Requirement: Look through the listing and locate every line containing the word "this"; copy those lines.

Supplied records:
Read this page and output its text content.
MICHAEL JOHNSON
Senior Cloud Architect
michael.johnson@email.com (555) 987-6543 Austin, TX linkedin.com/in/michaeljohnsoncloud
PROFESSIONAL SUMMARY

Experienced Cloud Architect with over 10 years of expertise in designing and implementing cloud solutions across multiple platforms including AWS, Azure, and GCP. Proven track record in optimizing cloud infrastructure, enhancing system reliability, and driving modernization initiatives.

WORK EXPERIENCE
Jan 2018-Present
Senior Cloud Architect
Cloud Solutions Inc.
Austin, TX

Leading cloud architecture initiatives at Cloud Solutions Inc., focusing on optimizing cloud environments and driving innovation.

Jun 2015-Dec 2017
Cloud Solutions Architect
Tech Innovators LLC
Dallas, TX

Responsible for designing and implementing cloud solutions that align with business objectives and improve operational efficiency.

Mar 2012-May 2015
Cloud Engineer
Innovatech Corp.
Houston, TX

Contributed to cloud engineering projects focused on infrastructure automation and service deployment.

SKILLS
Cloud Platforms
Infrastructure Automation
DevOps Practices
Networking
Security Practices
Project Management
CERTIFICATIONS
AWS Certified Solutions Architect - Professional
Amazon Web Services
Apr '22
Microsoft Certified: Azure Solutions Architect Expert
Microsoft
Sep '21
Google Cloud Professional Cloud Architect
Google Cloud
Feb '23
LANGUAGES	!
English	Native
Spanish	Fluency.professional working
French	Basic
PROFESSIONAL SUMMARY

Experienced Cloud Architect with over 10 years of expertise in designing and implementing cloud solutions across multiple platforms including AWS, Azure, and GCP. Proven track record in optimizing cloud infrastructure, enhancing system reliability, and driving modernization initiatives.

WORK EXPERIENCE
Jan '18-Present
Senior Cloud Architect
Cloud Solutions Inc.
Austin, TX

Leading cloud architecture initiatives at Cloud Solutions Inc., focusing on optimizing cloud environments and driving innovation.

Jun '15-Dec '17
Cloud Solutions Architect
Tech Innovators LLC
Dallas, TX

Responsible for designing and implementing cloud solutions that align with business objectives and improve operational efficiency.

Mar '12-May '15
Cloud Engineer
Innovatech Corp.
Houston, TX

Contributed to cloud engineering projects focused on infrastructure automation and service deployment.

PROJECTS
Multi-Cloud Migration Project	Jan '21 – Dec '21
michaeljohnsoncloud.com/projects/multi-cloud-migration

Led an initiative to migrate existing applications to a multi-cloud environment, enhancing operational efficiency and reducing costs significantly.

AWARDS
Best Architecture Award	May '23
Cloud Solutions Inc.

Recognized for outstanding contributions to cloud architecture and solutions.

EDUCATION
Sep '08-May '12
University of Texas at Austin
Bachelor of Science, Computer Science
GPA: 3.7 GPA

* * *

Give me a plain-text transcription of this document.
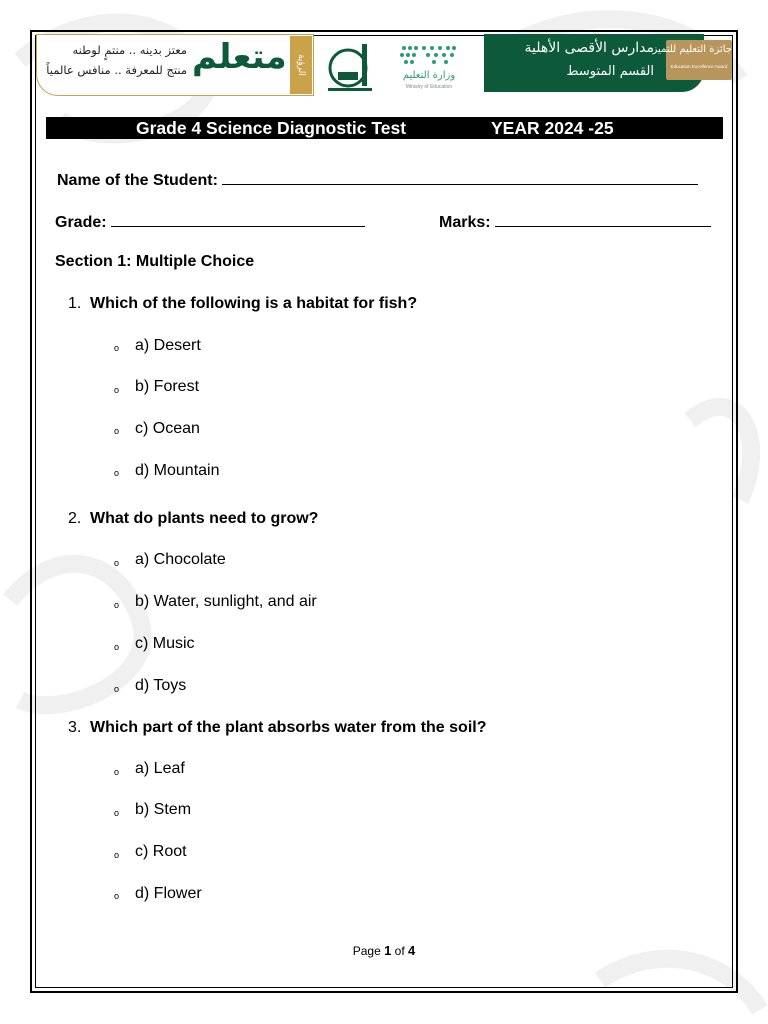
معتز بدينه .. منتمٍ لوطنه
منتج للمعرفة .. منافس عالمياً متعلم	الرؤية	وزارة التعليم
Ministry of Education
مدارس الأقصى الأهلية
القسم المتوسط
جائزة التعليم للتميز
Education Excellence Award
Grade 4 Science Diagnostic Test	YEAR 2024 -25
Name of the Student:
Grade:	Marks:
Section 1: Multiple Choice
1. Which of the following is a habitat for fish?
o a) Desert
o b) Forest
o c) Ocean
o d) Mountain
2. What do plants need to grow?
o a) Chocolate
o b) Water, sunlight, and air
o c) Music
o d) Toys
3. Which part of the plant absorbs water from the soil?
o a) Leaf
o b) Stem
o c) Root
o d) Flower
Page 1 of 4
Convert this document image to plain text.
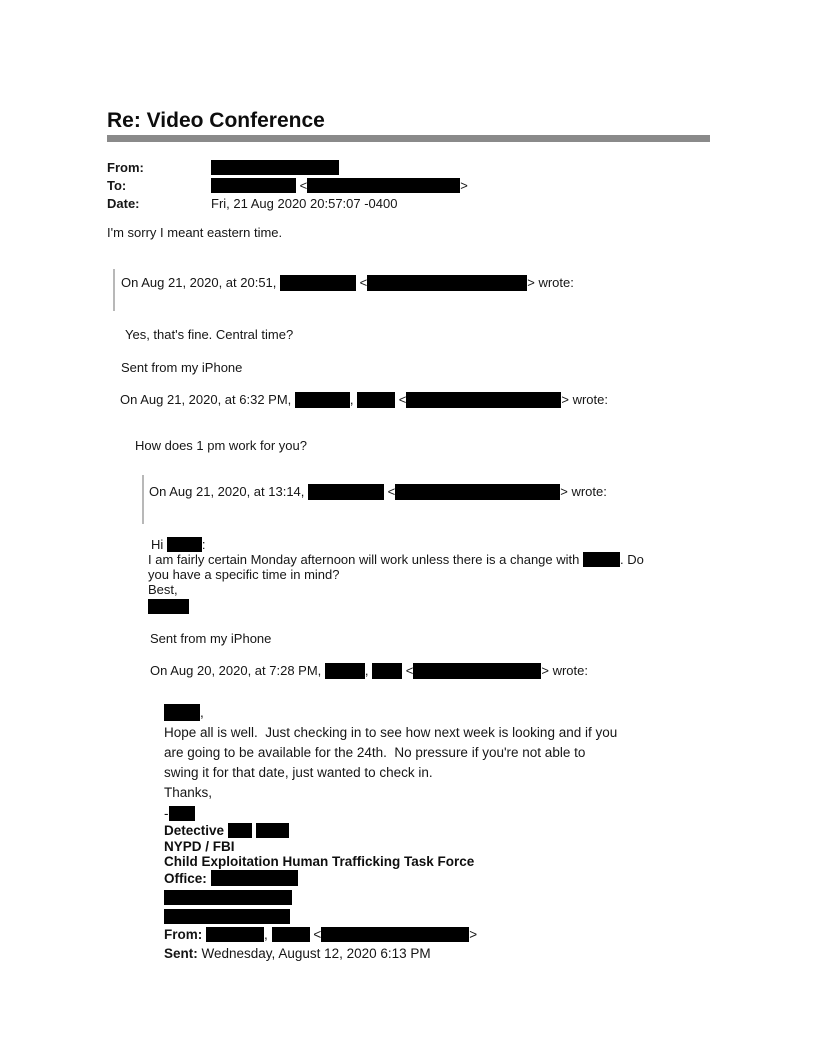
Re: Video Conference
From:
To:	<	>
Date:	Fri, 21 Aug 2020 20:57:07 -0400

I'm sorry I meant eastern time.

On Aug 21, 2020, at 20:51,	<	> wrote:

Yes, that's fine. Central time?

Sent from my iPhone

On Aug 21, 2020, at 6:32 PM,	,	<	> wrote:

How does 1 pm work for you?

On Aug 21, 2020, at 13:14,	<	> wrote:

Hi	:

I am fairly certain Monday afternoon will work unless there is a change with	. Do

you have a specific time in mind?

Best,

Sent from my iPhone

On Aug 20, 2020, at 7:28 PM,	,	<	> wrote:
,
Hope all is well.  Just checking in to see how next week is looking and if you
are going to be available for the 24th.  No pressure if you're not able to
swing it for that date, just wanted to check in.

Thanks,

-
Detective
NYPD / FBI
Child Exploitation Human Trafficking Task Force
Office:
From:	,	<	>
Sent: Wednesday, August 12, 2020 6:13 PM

--

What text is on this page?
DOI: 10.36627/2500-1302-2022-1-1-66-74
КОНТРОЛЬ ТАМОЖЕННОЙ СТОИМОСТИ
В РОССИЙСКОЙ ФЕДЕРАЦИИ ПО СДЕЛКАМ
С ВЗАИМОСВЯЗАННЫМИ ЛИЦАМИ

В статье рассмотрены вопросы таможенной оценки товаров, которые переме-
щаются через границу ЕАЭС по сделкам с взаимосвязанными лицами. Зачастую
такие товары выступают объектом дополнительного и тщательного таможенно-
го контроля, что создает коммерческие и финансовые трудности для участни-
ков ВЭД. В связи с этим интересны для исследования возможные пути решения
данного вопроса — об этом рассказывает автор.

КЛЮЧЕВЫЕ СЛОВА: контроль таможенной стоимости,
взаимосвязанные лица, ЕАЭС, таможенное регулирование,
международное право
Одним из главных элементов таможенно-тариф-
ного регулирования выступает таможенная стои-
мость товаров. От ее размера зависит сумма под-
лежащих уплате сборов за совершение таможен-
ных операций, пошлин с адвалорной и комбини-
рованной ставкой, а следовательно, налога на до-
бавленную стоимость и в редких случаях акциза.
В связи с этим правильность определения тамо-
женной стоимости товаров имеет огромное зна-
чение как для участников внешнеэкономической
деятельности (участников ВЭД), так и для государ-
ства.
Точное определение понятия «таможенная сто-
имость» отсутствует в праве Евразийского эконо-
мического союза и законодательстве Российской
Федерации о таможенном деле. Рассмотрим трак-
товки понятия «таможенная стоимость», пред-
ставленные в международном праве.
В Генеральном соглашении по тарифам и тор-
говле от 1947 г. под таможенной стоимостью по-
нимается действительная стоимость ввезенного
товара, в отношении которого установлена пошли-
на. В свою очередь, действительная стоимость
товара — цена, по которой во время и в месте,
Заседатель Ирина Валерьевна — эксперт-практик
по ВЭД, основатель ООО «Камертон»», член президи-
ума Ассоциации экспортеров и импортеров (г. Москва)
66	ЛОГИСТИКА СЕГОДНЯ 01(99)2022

Task solution:
Read this page and output its text content.
Give me a plain-text transcription of this document.
Convert this document image to plain text.
What text is on this page?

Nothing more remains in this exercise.